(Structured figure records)
+===+
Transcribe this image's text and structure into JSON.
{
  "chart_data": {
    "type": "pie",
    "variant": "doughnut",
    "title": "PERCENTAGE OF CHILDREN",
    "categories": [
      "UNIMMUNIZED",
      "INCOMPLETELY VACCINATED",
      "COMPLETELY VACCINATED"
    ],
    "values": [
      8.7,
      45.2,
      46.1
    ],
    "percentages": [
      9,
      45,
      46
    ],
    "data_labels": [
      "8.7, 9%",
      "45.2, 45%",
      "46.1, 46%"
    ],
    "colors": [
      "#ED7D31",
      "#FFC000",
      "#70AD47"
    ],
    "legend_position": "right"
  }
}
+===+
Directions:
Give the entries again in full, exactly as they are written.

Response:
Transcribe this image's text and structure into JSON.
{
  "chart_data": {
    "type": "pie",
    "variant": "doughnut",
    "title": "PERCENTAGE OF CHILDREN",
    "categories": [
      "UNIMMUNIZED",
      "INCOMPLETELY VACCINATED",
      "COMPLETELY VACCINATED"
    ],
    "values": [
      8.7,
      45.2,
      46.1
    ],
    "percentages": [
      9,
      45,
      46
    ],
    "data_labels": [
      "8.7, 9%",
      "45.2, 45%",
      "46.1, 46%"
    ],
    "colors": [
      "#ED7D31",
      "#FFC000",
      "#70AD47"
    ],
    "legend_position": "right"
  }
}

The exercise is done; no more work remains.